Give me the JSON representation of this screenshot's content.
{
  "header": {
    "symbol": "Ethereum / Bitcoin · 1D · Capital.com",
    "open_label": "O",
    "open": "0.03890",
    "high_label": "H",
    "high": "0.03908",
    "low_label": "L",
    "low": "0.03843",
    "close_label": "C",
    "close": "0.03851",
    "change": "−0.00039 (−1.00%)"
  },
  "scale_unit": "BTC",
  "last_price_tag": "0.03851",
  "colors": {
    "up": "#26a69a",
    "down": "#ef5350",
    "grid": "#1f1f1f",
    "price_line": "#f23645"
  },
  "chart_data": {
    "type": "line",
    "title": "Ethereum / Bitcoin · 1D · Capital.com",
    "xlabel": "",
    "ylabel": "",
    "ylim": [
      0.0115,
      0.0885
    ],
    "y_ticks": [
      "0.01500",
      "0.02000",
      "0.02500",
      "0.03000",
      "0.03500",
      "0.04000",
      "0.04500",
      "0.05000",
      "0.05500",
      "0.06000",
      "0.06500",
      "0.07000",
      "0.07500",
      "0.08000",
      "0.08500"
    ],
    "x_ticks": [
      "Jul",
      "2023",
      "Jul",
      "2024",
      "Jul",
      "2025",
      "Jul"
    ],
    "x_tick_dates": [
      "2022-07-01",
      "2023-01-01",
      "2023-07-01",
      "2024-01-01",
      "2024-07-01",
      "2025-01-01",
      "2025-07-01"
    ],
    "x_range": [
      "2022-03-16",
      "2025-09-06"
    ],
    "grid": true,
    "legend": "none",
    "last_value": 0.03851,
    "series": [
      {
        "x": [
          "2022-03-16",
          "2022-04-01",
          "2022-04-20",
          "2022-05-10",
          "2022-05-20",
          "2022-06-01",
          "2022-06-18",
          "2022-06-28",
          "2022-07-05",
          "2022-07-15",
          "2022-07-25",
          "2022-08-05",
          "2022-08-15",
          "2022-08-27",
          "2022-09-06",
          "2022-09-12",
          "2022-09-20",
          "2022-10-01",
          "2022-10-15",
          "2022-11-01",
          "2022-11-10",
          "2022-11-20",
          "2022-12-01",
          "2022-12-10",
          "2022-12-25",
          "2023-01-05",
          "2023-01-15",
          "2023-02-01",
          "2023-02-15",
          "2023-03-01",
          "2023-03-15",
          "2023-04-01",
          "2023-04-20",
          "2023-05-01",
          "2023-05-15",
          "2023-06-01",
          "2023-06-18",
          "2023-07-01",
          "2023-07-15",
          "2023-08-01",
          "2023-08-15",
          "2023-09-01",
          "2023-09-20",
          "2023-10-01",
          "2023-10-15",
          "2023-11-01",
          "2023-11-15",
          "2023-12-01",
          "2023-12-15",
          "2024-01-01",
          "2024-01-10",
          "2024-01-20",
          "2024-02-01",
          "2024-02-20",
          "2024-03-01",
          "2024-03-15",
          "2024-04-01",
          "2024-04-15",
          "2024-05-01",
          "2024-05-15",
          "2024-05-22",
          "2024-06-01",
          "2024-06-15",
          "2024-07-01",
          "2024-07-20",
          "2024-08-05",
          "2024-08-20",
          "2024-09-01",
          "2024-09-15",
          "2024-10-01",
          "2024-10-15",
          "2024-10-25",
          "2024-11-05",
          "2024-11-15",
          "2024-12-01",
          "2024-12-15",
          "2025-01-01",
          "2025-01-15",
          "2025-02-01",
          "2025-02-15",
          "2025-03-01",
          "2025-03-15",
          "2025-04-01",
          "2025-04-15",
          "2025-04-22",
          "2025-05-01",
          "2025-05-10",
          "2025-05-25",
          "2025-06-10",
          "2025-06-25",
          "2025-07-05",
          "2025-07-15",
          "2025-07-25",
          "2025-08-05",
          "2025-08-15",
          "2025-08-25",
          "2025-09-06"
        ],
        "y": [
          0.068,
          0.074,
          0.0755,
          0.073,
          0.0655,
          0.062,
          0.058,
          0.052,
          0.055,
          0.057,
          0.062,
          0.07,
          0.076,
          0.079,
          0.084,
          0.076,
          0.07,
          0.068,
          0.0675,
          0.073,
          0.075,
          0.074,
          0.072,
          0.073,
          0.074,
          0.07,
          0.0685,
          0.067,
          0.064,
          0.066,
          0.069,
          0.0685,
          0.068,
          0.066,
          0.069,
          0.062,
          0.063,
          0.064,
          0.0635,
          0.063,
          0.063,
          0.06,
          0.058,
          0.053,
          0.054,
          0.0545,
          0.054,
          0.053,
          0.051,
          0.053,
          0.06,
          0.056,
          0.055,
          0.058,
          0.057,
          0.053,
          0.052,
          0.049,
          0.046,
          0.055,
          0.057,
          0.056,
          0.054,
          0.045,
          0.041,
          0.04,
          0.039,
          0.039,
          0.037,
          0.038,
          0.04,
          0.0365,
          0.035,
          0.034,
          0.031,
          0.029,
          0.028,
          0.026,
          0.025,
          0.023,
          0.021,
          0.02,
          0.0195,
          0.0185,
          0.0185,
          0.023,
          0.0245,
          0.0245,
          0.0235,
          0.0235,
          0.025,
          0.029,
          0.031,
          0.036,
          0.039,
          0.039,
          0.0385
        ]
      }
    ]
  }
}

* TASK REQUIREMENTS:
Go through the records and print each one exactly.

* FINAL RESULT:
Give me the JSON representation of this screenshot's content.
{
  "header": {
    "symbol": "Ethereum / Bitcoin · 1D · Capital.com",
    "open_label": "O",
    "open": "0.03890",
    "high_label": "H",
    "high": "0.03908",
    "low_label": "L",
    "low": "0.03843",
    "close_label": "C",
    "close": "0.03851",
    "change": "−0.00039 (−1.00%)"
  },
  "scale_unit": "BTC",
  "last_price_tag": "0.03851",
  "colors": {
    "up": "#26a69a",
    "down": "#ef5350",
    "grid": "#1f1f1f",
    "price_line": "#f23645"
  },
  "chart_data": {
    "type": "line",
    "title": "Ethereum / Bitcoin · 1D · Capital.com",
    "xlabel": "",
    "ylabel": "",
    "ylim": [
      0.0115,
      0.0885
    ],
    "y_ticks": [
      "0.01500",
      "0.02000",
      "0.02500",
      "0.03000",
      "0.03500",
      "0.04000",
      "0.04500",
      "0.05000",
      "0.05500",
      "0.06000",
      "0.06500",
      "0.07000",
      "0.07500",
      "0.08000",
      "0.08500"
    ],
    "x_ticks": [
      "Jul",
      "2023",
      "Jul",
      "2024",
      "Jul",
      "2025",
      "Jul"
    ],
    "x_tick_dates": [
      "2022-07-01",
      "2023-01-01",
      "2023-07-01",
      "2024-01-01",
      "2024-07-01",
      "2025-01-01",
      "2025-07-01"
    ],
    "x_range": [
      "2022-03-16",
      "2025-09-06"
    ],
    "grid": true,
    "legend": "none",
    "last_value": 0.03851,
    "series": [
      {
        "x": [
          "2022-03-16",
          "2022-04-01",
          "2022-04-20",
          "2022-05-10",
          "2022-05-20",
          "2022-06-01",
          "2022-06-18",
          "2022-06-28",
          "2022-07-05",
          "2022-07-15",
          "2022-07-25",
          "2022-08-05",
          "2022-08-15",
          "2022-08-27",
          "2022-09-06",
          "2022-09-12",
          "2022-09-20",
          "2022-10-01",
          "2022-10-15",
          "2022-11-01",
          "2022-11-10",
          "2022-11-20",
          "2022-12-01",
          "2022-12-10",
          "2022-12-25",
          "2023-01-05",
          "2023-01-15",
          "2023-02-01",
          "2023-02-15",
          "2023-03-01",
          "2023-03-15",
          "2023-04-01",
          "2023-04-20",
          "2023-05-01",
          "2023-05-15",
          "2023-06-01",
          "2023-06-18",
          "2023-07-01",
          "2023-07-15",
          "2023-08-01",
          "2023-08-15",
          "2023-09-01",
          "2023-09-20",
          "2023-10-01",
          "2023-10-15",
          "2023-11-01",
          "2023-11-15",
          "2023-12-01",
          "2023-12-15",
          "2024-01-01",
          "2024-01-10",
          "2024-01-20",
          "2024-02-01",
          "2024-02-20",
          "2024-03-01",
          "2024-03-15",
          "2024-04-01",
          "2024-04-15",
          "2024-05-01",
          "2024-05-15",
          "2024-05-22",
          "2024-06-01",
          "2024-06-15",
          "2024-07-01",
          "2024-07-20",
          "2024-08-05",
          "2024-08-20",
          "2024-09-01",
          "2024-09-15",
          "2024-10-01",
          "2024-10-15",
          "2024-10-25",
          "2024-11-05",
          "2024-11-15",
          "2024-12-01",
          "2024-12-15",
          "2025-01-01",
          "2025-01-15",
          "2025-02-01",
          "2025-02-15",
          "2025-03-01",
          "2025-03-15",
          "2025-04-01",
          "2025-04-15",
          "2025-04-22",
          "2025-05-01",
          "2025-05-10",
          "2025-05-25",
          "2025-06-10",
          "2025-06-25",
          "2025-07-05",
          "2025-07-15",
          "2025-07-25",
          "2025-08-05",
          "2025-08-15",
          "2025-08-25",
          "2025-09-06"
        ],
        "y": [
          0.068,
          0.074,
          0.0755,
          0.073,
          0.0655,
          0.062,
          0.058,
          0.052,
          0.055,
          0.057,
          0.062,
          0.07,
          0.076,
          0.079,
          0.084,
          0.076,
          0.07,
          0.068,
          0.0675,
          0.073,
          0.075,
          0.074,
          0.072,
          0.073,
          0.074,
          0.07,
          0.0685,
          0.067,
          0.064,
          0.066,
          0.069,
          0.0685,
          0.068,
          0.066,
          0.069,
          0.062,
          0.063,
          0.064,
          0.0635,
          0.063,
          0.063,
          0.06,
          0.058,
          0.053,
          0.054,
          0.0545,
          0.054,
          0.053,
          0.051,
          0.053,
          0.06,
          0.056,
          0.055,
          0.058,
          0.057,
          0.053,
          0.052,
          0.049,
          0.046,
          0.055,
          0.057,
          0.056,
          0.054,
          0.045,
          0.041,
          0.04,
          0.039,
          0.039,
          0.037,
          0.038,
          0.04,
          0.0365,
          0.035,
          0.034,
          0.031,
          0.029,
          0.028,
          0.026,
          0.025,
          0.023,
          0.021,
          0.02,
          0.0195,
          0.0185,
          0.0185,
          0.023,
          0.0245,
          0.0245,
          0.0235,
          0.0235,
          0.025,
          0.029,
          0.031,
          0.036,
          0.039,
          0.039,
          0.0385
        ]
      }
    ]
  }
}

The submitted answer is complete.